§ WHAT YOU NEED TO DO
Pull each line containing "website" out of the data and copy it.

§ DATA PROVIDED
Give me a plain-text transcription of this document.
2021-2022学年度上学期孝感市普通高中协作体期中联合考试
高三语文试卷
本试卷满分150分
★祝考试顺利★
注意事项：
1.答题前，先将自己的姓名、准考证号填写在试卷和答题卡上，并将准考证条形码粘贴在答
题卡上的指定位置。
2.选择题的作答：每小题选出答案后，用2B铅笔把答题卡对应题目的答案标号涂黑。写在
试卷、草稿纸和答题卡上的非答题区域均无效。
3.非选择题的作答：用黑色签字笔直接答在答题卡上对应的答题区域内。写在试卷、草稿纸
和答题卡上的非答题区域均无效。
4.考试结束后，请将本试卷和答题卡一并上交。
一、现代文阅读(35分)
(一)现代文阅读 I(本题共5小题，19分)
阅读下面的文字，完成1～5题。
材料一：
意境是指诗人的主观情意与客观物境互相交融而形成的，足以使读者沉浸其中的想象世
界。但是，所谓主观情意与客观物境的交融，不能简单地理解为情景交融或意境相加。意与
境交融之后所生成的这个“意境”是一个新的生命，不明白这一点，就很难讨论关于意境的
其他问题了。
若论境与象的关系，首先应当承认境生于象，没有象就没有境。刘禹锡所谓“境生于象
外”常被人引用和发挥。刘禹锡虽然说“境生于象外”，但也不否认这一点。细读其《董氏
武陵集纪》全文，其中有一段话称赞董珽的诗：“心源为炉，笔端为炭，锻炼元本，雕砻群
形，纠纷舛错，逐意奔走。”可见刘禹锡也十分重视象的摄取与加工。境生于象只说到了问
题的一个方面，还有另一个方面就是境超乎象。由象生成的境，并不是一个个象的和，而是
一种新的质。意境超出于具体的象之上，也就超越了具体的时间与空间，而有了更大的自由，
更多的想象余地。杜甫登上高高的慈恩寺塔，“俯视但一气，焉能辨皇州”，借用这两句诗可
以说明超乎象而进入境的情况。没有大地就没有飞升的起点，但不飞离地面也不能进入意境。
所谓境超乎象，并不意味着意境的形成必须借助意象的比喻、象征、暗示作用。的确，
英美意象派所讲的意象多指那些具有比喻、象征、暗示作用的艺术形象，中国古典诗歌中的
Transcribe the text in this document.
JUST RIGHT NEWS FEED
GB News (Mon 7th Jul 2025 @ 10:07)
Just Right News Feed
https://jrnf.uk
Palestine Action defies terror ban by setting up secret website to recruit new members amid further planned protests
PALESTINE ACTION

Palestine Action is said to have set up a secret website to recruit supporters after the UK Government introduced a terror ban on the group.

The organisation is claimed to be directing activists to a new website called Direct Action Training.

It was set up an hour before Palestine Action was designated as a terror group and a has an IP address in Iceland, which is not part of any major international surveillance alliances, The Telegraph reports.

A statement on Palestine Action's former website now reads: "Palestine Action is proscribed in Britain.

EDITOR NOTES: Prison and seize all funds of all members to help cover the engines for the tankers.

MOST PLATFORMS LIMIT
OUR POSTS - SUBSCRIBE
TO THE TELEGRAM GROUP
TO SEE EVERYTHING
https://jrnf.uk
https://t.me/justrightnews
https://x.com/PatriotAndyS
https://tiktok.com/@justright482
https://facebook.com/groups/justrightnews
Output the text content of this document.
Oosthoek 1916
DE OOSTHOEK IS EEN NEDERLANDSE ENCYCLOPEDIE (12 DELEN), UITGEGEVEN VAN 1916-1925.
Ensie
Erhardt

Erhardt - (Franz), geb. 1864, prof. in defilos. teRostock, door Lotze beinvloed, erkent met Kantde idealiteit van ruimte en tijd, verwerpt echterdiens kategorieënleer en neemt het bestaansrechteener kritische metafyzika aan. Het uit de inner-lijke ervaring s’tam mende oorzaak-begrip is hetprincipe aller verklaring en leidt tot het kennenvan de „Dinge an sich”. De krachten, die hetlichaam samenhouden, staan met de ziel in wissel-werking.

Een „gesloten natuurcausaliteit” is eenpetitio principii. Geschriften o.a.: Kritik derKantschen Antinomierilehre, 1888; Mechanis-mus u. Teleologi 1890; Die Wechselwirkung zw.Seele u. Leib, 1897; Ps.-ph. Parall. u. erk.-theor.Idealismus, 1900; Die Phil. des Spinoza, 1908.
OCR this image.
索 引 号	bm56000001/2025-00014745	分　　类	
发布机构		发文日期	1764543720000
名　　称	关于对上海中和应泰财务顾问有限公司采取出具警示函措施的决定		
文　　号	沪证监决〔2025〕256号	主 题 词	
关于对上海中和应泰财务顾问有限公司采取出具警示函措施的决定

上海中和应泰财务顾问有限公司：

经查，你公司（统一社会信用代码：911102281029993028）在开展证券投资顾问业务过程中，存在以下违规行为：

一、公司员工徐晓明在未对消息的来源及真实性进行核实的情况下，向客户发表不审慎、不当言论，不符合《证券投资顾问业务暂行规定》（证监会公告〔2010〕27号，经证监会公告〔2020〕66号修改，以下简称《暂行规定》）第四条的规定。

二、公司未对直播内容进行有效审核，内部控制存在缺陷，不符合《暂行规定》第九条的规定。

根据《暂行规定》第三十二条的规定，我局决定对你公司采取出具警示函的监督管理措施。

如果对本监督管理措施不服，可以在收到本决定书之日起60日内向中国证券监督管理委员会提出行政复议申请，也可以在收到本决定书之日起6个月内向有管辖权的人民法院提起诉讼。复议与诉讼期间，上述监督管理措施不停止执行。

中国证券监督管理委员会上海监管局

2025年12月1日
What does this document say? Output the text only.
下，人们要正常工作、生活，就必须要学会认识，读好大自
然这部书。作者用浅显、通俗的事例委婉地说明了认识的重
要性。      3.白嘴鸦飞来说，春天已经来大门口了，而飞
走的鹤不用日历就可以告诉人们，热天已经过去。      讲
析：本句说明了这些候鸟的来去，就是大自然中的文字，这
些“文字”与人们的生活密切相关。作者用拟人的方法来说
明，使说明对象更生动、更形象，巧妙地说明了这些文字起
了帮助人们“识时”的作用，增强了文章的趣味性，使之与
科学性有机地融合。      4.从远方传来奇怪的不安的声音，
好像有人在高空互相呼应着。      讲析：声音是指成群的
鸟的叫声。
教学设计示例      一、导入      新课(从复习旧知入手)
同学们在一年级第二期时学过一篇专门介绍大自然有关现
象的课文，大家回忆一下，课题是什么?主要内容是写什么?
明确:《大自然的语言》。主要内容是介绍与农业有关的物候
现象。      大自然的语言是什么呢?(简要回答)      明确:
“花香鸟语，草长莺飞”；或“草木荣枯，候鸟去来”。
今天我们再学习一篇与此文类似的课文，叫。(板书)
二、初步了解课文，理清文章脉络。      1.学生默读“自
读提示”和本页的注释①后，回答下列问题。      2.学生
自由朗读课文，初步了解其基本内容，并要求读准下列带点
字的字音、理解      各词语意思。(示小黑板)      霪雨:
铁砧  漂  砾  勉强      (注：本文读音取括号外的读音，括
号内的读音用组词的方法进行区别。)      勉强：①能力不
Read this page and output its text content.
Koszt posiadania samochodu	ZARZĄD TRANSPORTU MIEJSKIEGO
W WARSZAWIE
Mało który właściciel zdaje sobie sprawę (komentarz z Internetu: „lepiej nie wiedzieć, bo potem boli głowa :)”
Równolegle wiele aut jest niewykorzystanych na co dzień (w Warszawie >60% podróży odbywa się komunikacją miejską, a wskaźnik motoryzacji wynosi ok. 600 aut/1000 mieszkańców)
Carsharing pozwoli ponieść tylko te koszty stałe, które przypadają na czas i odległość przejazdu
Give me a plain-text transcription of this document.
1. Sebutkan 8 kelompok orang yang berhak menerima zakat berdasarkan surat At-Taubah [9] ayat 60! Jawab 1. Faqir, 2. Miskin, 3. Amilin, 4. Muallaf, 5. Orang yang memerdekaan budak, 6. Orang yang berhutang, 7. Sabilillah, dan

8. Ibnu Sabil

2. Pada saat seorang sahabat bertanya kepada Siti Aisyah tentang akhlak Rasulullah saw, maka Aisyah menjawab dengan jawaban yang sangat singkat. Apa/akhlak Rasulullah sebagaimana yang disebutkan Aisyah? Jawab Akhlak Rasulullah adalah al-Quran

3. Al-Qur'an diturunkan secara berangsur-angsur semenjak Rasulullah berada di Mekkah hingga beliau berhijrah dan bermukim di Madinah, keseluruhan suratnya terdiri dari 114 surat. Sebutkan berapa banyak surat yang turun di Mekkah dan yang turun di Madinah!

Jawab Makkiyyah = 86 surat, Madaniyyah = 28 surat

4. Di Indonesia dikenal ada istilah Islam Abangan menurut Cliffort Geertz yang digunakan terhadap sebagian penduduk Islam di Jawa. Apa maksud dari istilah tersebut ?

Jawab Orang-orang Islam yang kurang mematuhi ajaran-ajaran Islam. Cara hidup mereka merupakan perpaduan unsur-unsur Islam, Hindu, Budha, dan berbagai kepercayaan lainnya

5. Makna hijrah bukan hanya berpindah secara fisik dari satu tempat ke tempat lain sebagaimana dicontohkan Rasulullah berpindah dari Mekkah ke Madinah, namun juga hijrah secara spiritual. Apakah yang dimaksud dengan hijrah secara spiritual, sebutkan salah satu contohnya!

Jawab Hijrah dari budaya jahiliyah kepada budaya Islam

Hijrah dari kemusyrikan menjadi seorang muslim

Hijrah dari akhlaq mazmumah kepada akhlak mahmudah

§ ANSWER TO THE PROBLEM
Palestine Action defies terror ban by setting up secret website to recruit new members amid further planned protests
Palestine Action is said to have set up a secret website to recruit supporters after the UK Government introduced a terror ban on the group.
The organisation is claimed to be directing activists to a new website called Direct Action Training.
A statement on Palestine Action's former website now reads: "Palestine Action is proscribed in Britain.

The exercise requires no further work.